→ YOUR GOAL:
Below is the data. Give it again, complete and exact.

## BEGIN SUPPLIED ENTRIES

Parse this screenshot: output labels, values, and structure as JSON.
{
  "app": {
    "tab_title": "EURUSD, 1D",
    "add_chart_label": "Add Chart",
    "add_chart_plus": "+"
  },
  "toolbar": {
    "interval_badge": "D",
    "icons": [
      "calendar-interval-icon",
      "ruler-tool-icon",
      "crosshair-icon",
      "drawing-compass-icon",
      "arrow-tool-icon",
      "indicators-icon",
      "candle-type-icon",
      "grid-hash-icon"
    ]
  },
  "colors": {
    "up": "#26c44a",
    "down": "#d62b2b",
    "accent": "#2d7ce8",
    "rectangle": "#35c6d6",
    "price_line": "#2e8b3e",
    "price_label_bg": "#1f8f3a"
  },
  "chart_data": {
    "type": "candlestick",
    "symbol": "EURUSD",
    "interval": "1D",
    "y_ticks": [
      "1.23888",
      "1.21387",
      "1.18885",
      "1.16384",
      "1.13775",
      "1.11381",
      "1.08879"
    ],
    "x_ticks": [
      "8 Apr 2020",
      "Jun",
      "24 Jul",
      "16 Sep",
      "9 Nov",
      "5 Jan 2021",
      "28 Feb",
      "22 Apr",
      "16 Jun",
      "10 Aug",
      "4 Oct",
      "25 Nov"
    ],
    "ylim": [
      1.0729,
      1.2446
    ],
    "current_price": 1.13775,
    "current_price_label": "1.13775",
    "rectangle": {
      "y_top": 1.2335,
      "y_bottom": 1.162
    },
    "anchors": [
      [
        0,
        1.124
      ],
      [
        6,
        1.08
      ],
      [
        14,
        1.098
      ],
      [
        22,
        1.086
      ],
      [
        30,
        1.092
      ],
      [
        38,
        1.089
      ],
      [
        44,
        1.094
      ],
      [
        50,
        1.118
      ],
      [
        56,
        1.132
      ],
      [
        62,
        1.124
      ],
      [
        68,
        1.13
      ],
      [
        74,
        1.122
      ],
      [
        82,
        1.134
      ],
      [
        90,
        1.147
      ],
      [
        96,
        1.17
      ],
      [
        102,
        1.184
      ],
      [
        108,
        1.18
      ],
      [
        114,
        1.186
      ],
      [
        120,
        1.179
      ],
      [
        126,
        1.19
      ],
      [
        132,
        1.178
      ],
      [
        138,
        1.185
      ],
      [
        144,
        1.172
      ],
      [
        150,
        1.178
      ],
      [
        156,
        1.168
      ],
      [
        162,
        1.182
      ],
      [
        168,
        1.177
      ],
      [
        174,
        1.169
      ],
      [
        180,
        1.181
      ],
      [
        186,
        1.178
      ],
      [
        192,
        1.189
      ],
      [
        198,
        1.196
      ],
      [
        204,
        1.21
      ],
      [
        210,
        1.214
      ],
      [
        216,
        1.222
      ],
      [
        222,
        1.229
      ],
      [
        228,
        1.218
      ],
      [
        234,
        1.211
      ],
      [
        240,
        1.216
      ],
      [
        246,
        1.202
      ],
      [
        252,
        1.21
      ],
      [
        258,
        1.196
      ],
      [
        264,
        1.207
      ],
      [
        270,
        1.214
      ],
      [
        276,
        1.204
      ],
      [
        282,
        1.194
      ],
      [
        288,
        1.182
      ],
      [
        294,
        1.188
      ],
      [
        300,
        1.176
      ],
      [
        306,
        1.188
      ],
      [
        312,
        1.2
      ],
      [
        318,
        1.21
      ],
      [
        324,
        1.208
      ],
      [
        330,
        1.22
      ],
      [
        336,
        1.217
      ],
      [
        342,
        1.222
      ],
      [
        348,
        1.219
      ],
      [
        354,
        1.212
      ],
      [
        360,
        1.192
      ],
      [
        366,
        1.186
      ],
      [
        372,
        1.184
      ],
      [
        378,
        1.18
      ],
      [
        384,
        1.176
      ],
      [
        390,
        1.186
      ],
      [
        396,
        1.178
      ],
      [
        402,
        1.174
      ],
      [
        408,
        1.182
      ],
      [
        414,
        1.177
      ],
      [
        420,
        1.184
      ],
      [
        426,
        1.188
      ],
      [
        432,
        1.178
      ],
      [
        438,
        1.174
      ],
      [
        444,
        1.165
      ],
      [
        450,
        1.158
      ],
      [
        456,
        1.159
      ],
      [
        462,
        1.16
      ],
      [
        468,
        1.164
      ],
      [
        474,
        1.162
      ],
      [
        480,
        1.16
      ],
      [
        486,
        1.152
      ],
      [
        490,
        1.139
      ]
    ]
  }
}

## END SUPPLIED ENTRIES

→ COMPLETE RESPONSE:
Parse this screenshot: output labels, values, and structure as JSON.
{
  "app": {
    "tab_title": "EURUSD, 1D",
    "add_chart_label": "Add Chart",
    "add_chart_plus": "+"
  },
  "toolbar": {
    "interval_badge": "D",
    "icons": [
      "calendar-interval-icon",
      "ruler-tool-icon",
      "crosshair-icon",
      "drawing-compass-icon",
      "arrow-tool-icon",
      "indicators-icon",
      "candle-type-icon",
      "grid-hash-icon"
    ]
  },
  "colors": {
    "up": "#26c44a",
    "down": "#d62b2b",
    "accent": "#2d7ce8",
    "rectangle": "#35c6d6",
    "price_line": "#2e8b3e",
    "price_label_bg": "#1f8f3a"
  },
  "chart_data": {
    "type": "candlestick",
    "symbol": "EURUSD",
    "interval": "1D",
    "y_ticks": [
      "1.23888",
      "1.21387",
      "1.18885",
      "1.16384",
      "1.13775",
      "1.11381",
      "1.08879"
    ],
    "x_ticks": [
      "8 Apr 2020",
      "Jun",
      "24 Jul",
      "16 Sep",
      "9 Nov",
      "5 Jan 2021",
      "28 Feb",
      "22 Apr",
      "16 Jun",
      "10 Aug",
      "4 Oct",
      "25 Nov"
    ],
    "ylim": [
      1.0729,
      1.2446
    ],
    "current_price": 1.13775,
    "current_price_label": "1.13775",
    "rectangle": {
      "y_top": 1.2335,
      "y_bottom": 1.162
    },
    "anchors": [
      [
        0,
        1.124
      ],
      [
        6,
        1.08
      ],
      [
        14,
        1.098
      ],
      [
        22,
        1.086
      ],
      [
        30,
        1.092
      ],
      [
        38,
        1.089
      ],
      [
        44,
        1.094
      ],
      [
        50,
        1.118
      ],
      [
        56,
        1.132
      ],
      [
        62,
        1.124
      ],
      [
        68,
        1.13
      ],
      [
        74,
        1.122
      ],
      [
        82,
        1.134
      ],
      [
        90,
        1.147
      ],
      [
        96,
        1.17
      ],
      [
        102,
        1.184
      ],
      [
        108,
        1.18
      ],
      [
        114,
        1.186
      ],
      [
        120,
        1.179
      ],
      [
        126,
        1.19
      ],
      [
        132,
        1.178
      ],
      [
        138,
        1.185
      ],
      [
        144,
        1.172
      ],
      [
        150,
        1.178
      ],
      [
        156,
        1.168
      ],
      [
        162,
        1.182
      ],
      [
        168,
        1.177
      ],
      [
        174,
        1.169
      ],
      [
        180,
        1.181
      ],
      [
        186,
        1.178
      ],
      [
        192,
        1.189
      ],
      [
        198,
        1.196
      ],
      [
        204,
        1.21
      ],
      [
        210,
        1.214
      ],
      [
        216,
        1.222
      ],
      [
        222,
        1.229
      ],
      [
        228,
        1.218
      ],
      [
        234,
        1.211
      ],
      [
        240,
        1.216
      ],
      [
        246,
        1.202
      ],
      [
        252,
        1.21
      ],
      [
        258,
        1.196
      ],
      [
        264,
        1.207
      ],
      [
        270,
        1.214
      ],
      [
        276,
        1.204
      ],
      [
        282,
        1.194
      ],
      [
        288,
        1.182
      ],
      [
        294,
        1.188
      ],
      [
        300,
        1.176
      ],
      [
        306,
        1.188
      ],
      [
        312,
        1.2
      ],
      [
        318,
        1.21
      ],
      [
        324,
        1.208
      ],
      [
        330,
        1.22
      ],
      [
        336,
        1.217
      ],
      [
        342,
        1.222
      ],
      [
        348,
        1.219
      ],
      [
        354,
        1.212
      ],
      [
        360,
        1.192
      ],
      [
        366,
        1.186
      ],
      [
        372,
        1.184
      ],
      [
        378,
        1.18
      ],
      [
        384,
        1.176
      ],
      [
        390,
        1.186
      ],
      [
        396,
        1.178
      ],
      [
        402,
        1.174
      ],
      [
        408,
        1.182
      ],
      [
        414,
        1.177
      ],
      [
        420,
        1.184
      ],
      [
        426,
        1.188
      ],
      [
        432,
        1.178
      ],
      [
        438,
        1.174
      ],
      [
        444,
        1.165
      ],
      [
        450,
        1.158
      ],
      [
        456,
        1.159
      ],
      [
        462,
        1.16
      ],
      [
        468,
        1.164
      ],
      [
        474,
        1.162
      ],
      [
        480,
        1.16
      ],
      [
        486,
        1.152
      ],
      [
        490,
        1.139
      ]
    ]
  }
}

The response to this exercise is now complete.